Aim >>
Nothing may be dropped or altered: reproduce all the data.
===============
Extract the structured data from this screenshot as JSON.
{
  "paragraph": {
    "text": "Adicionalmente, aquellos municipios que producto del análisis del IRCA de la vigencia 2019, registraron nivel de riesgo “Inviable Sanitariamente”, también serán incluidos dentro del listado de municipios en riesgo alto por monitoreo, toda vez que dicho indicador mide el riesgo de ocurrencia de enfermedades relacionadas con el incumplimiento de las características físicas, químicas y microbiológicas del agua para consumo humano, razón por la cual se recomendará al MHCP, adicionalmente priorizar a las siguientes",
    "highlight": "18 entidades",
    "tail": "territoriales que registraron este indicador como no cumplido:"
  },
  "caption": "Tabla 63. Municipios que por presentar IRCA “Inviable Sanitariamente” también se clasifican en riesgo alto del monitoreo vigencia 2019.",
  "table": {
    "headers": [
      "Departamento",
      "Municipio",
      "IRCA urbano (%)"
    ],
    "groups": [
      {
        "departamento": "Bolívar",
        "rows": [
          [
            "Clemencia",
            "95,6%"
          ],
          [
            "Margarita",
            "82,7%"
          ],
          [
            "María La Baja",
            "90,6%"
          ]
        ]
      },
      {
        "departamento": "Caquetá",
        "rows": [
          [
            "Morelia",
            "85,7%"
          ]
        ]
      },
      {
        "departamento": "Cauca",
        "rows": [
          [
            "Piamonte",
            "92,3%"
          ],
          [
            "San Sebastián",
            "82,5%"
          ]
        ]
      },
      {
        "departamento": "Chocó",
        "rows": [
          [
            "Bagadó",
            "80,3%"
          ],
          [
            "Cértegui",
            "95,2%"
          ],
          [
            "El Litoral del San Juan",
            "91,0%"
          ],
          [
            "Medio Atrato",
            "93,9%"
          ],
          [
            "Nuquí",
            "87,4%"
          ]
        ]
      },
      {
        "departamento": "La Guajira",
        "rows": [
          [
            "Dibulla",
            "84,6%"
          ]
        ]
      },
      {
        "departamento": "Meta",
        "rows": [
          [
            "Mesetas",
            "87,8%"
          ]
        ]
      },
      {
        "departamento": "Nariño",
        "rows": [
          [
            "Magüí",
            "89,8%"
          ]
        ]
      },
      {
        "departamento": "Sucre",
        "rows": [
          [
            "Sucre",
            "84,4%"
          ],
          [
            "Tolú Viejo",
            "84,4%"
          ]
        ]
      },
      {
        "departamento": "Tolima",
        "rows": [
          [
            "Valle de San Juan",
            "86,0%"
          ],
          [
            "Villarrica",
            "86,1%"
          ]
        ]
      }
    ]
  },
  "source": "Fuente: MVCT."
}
===============
Task output >>
Extract the structured data from this screenshot as JSON.
{
  "paragraph": {
    "text": "Adicionalmente, aquellos municipios que producto del análisis del IRCA de la vigencia 2019, registraron nivel de riesgo “Inviable Sanitariamente”, también serán incluidos dentro del listado de municipios en riesgo alto por monitoreo, toda vez que dicho indicador mide el riesgo de ocurrencia de enfermedades relacionadas con el incumplimiento de las características físicas, químicas y microbiológicas del agua para consumo humano, razón por la cual se recomendará al MHCP, adicionalmente priorizar a las siguientes",
    "highlight": "18 entidades",
    "tail": "territoriales que registraron este indicador como no cumplido:"
  },
  "caption": "Tabla 63. Municipios que por presentar IRCA “Inviable Sanitariamente” también se clasifican en riesgo alto del monitoreo vigencia 2019.",
  "table": {
    "headers": [
      "Departamento",
      "Municipio",
      "IRCA urbano (%)"
    ],
    "groups": [
      {
        "departamento": "Bolívar",
        "rows": [
          [
            "Clemencia",
            "95,6%"
          ],
          [
            "Margarita",
            "82,7%"
          ],
          [
            "María La Baja",
            "90,6%"
          ]
        ]
      },
      {
        "departamento": "Caquetá",
        "rows": [
          [
            "Morelia",
            "85,7%"
          ]
        ]
      },
      {
        "departamento": "Cauca",
        "rows": [
          [
            "Piamonte",
            "92,3%"
          ],
          [
            "San Sebastián",
            "82,5%"
          ]
        ]
      },
      {
        "departamento": "Chocó",
        "rows": [
          [
            "Bagadó",
            "80,3%"
          ],
          [
            "Cértegui",
            "95,2%"
          ],
          [
            "El Litoral del San Juan",
            "91,0%"
          ],
          [
            "Medio Atrato",
            "93,9%"
          ],
          [
            "Nuquí",
            "87,4%"
          ]
        ]
      },
      {
        "departamento": "La Guajira",
        "rows": [
          [
            "Dibulla",
            "84,6%"
          ]
        ]
      },
      {
        "departamento": "Meta",
        "rows": [
          [
            "Mesetas",
            "87,8%"
          ]
        ]
      },
      {
        "departamento": "Nariño",
        "rows": [
          [
            "Magüí",
            "89,8%"
          ]
        ]
      },
      {
        "departamento": "Sucre",
        "rows": [
          [
            "Sucre",
            "84,4%"
          ],
          [
            "Tolú Viejo",
            "84,4%"
          ]
        ]
      },
      {
        "departamento": "Tolima",
        "rows": [
          [
            "Valle de San Juan",
            "86,0%"
          ],
          [
            "Villarrica",
            "86,1%"
          ]
        ]
      }
    ]
  },
  "source": "Fuente: MVCT."
}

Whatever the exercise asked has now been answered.